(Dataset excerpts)
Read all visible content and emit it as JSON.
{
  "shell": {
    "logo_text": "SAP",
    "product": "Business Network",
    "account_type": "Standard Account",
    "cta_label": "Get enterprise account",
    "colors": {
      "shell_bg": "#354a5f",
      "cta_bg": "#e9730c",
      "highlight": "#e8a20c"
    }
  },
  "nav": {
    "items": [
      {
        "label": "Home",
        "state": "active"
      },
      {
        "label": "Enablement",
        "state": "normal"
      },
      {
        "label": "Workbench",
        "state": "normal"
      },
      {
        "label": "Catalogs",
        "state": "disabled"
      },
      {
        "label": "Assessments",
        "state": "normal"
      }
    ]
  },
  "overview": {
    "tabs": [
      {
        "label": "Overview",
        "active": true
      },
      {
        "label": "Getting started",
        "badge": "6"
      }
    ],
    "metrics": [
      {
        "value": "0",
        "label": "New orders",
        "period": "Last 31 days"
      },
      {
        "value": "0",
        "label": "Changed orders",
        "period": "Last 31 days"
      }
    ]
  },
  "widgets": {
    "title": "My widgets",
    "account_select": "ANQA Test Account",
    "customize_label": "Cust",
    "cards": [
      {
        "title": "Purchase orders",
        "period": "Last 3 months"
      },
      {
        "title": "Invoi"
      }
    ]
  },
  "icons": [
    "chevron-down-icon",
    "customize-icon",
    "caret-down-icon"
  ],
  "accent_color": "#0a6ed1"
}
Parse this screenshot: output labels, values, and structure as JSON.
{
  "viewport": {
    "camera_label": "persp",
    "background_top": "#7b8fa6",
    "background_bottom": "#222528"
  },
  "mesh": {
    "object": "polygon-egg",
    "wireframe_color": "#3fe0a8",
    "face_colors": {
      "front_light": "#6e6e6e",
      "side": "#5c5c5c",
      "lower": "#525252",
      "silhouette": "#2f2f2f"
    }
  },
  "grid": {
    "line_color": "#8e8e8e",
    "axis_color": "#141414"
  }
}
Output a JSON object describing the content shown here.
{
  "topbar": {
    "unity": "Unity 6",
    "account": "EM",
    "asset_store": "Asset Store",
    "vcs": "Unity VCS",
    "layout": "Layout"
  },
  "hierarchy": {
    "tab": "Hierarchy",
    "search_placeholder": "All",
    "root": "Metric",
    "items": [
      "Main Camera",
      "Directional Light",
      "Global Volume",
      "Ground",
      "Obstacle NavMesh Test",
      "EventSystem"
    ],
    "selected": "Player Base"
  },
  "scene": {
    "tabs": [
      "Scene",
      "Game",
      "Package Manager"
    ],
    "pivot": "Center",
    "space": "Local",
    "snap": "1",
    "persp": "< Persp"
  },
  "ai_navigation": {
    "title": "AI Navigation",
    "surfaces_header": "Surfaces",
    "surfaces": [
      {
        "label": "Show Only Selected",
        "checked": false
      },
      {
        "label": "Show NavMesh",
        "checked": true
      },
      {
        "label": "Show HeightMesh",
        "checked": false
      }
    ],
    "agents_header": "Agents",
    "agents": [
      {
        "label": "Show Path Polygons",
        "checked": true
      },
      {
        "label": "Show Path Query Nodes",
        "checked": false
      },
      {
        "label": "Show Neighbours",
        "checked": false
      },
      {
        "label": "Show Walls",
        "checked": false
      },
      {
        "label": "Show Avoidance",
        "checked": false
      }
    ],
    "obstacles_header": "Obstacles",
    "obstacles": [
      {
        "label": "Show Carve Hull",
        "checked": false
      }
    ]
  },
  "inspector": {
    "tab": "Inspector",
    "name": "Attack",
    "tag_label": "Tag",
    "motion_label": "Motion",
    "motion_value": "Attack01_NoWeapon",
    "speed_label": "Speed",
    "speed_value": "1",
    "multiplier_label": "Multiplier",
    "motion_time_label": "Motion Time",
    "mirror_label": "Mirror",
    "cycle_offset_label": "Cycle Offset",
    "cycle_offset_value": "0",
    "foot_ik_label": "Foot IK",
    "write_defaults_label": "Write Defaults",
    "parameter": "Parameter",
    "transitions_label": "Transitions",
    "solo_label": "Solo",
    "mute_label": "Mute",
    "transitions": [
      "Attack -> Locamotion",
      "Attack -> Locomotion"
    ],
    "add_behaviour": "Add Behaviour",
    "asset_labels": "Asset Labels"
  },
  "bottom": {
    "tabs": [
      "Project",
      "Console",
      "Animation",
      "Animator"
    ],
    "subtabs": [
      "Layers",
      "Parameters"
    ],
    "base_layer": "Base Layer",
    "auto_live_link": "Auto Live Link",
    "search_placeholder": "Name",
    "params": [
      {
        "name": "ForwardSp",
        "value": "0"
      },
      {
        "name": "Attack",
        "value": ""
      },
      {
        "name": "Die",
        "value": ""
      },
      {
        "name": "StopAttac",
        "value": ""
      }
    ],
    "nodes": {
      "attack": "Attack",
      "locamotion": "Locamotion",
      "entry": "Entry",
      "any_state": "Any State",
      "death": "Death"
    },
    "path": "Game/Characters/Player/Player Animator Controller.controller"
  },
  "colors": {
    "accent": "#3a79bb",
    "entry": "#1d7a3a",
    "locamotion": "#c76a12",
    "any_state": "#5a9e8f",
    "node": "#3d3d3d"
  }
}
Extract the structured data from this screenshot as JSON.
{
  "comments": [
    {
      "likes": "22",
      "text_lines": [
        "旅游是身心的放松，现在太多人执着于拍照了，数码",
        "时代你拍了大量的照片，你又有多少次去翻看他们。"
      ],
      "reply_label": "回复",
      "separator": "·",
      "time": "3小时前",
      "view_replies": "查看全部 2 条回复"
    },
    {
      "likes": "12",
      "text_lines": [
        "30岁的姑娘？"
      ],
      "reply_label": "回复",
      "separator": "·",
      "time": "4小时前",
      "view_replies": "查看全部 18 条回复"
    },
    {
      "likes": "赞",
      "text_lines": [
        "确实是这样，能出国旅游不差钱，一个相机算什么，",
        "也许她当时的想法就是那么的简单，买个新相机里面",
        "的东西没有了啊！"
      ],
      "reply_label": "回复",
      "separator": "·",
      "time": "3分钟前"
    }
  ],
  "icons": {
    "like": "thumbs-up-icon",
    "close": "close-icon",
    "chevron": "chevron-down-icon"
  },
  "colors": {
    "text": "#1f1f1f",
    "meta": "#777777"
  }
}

**Task objective**
Transcribe all of the lines in the records precisely.

**Result for this task**
Read all visible content and emit it as JSON.
{
  "shell": {
    "logo_text": "SAP",
    "product": "Business Network",
    "account_type": "Standard Account",
    "cta_label": "Get enterprise account",
    "colors": {
      "shell_bg": "#354a5f",
      "cta_bg": "#e9730c",
      "highlight": "#e8a20c"
    }
  },
  "nav": {
    "items": [
      {
        "label": "Home",
        "state": "active"
      },
      {
        "label": "Enablement",
        "state": "normal"
      },
      {
        "label": "Workbench",
        "state": "normal"
      },
      {
        "label": "Catalogs",
        "state": "disabled"
      },
      {
        "label": "Assessments",
        "state": "normal"
      }
    ]
  },
  "overview": {
    "tabs": [
      {
        "label": "Overview",
        "active": true
      },
      {
        "label": "Getting started",
        "badge": "6"
      }
    ],
    "metrics": [
      {
        "value": "0",
        "label": "New orders",
        "period": "Last 31 days"
      },
      {
        "value": "0",
        "label": "Changed orders",
        "period": "Last 31 days"
      }
    ]
  },
  "widgets": {
    "title": "My widgets",
    "account_select": "ANQA Test Account",
    "customize_label": "Cust",
    "cards": [
      {
        "title": "Purchase orders",
        "period": "Last 3 months"
      },
      {
        "title": "Invoi"
      }
    ]
  },
  "icons": [
    "chevron-down-icon",
    "customize-icon",
    "caret-down-icon"
  ],
  "accent_color": "#0a6ed1"
}
Parse this screenshot: output labels, values, and structure as JSON.
{
  "viewport": {
    "camera_label": "persp",
    "background_top": "#7b8fa6",
    "background_bottom": "#222528"
  },
  "mesh": {
    "object": "polygon-egg",
    "wireframe_color": "#3fe0a8",
    "face_colors": {
      "front_light": "#6e6e6e",
      "side": "#5c5c5c",
      "lower": "#525252",
      "silhouette": "#2f2f2f"
    }
  },
  "grid": {
    "line_color": "#8e8e8e",
    "axis_color": "#141414"
  }
}
Output a JSON object describing the content shown here.
{
  "topbar": {
    "unity": "Unity 6",
    "account": "EM",
    "asset_store": "Asset Store",
    "vcs": "Unity VCS",
    "layout": "Layout"
  },
  "hierarchy": {
    "tab": "Hierarchy",
    "search_placeholder": "All",
    "root": "Metric",
    "items": [
      "Main Camera",
      "Directional Light",
      "Global Volume",
      "Ground",
      "Obstacle NavMesh Test",
      "EventSystem"
    ],
    "selected": "Player Base"
  },
  "scene": {
    "tabs": [
      "Scene",
      "Game",
      "Package Manager"
    ],
    "pivot": "Center",
    "space": "Local",
    "snap": "1",
    "persp": "< Persp"
  },
  "ai_navigation": {
    "title": "AI Navigation",
    "surfaces_header": "Surfaces",
    "surfaces": [
      {
        "label": "Show Only Selected",
        "checked": false
      },
      {
        "label": "Show NavMesh",
        "checked": true
      },
      {
        "label": "Show HeightMesh",
        "checked": false
      }
    ],
    "agents_header": "Agents",
    "agents": [
      {
        "label": "Show Path Polygons",
        "checked": true
      },
      {
        "label": "Show Path Query Nodes",
        "checked": false
      },
      {
        "label": "Show Neighbours",
        "checked": false
      },
      {
        "label": "Show Walls",
        "checked": false
      },
      {
        "label": "Show Avoidance",
        "checked": false
      }
    ],
    "obstacles_header": "Obstacles",
    "obstacles": [
      {
        "label": "Show Carve Hull",
        "checked": false
      }
    ]
  },
  "inspector": {
    "tab": "Inspector",
    "name": "Attack",
    "tag_label": "Tag",
    "motion_label": "Motion",
    "motion_value": "Attack01_NoWeapon",
    "speed_label": "Speed",
    "speed_value": "1",
    "multiplier_label": "Multiplier",
    "motion_time_label": "Motion Time",
    "mirror_label": "Mirror",
    "cycle_offset_label": "Cycle Offset",
    "cycle_offset_value": "0",
    "foot_ik_label": "Foot IK",
    "write_defaults_label": "Write Defaults",
    "parameter": "Parameter",
    "transitions_label": "Transitions",
    "solo_label": "Solo",
    "mute_label": "Mute",
    "transitions": [
      "Attack -> Locamotion",
      "Attack -> Locomotion"
    ],
    "add_behaviour": "Add Behaviour",
    "asset_labels": "Asset Labels"
  },
  "bottom": {
    "tabs": [
      "Project",
      "Console",
      "Animation",
      "Animator"
    ],
    "subtabs": [
      "Layers",
      "Parameters"
    ],
    "base_layer": "Base Layer",
    "auto_live_link": "Auto Live Link",
    "search_placeholder": "Name",
    "params": [
      {
        "name": "ForwardSp",
        "value": "0"
      },
      {
        "name": "Attack",
        "value": ""
      },
      {
        "name": "Die",
        "value": ""
      },
      {
        "name": "StopAttac",
        "value": ""
      }
    ],
    "nodes": {
      "attack": "Attack",
      "locamotion": "Locamotion",
      "entry": "Entry",
      "any_state": "Any State",
      "death": "Death"
    },
    "path": "Game/Characters/Player/Player Animator Controller.controller"
  },
  "colors": {
    "accent": "#3a79bb",
    "entry": "#1d7a3a",
    "locamotion": "#c76a12",
    "any_state": "#5a9e8f",
    "node": "#3d3d3d"
  }
}
Extract the structured data from this screenshot as JSON.
{
  "comments": [
    {
      "likes": "22",
      "text_lines": [
        "旅游是身心的放松，现在太多人执着于拍照了，数码",
        "时代你拍了大量的照片，你又有多少次去翻看他们。"
      ],
      "reply_label": "回复",
      "separator": "·",
      "time": "3小时前",
      "view_replies": "查看全部 2 条回复"
    },
    {
      "likes": "12",
      "text_lines": [
        "30岁的姑娘？"
      ],
      "reply_label": "回复",
      "separator": "·",
      "time": "4小时前",
      "view_replies": "查看全部 18 条回复"
    },
    {
      "likes": "赞",
      "text_lines": [
        "确实是这样，能出国旅游不差钱，一个相机算什么，",
        "也许她当时的想法就是那么的简单，买个新相机里面",
        "的东西没有了啊！"
      ],
      "reply_label": "回复",
      "separator": "·",
      "time": "3分钟前"
    }
  ],
  "icons": {
    "like": "thumbs-up-icon",
    "close": "close-icon",
    "chevron": "chevron-down-icon"
  },
  "colors": {
    "text": "#1f1f1f",
    "meta": "#777777"
  }
}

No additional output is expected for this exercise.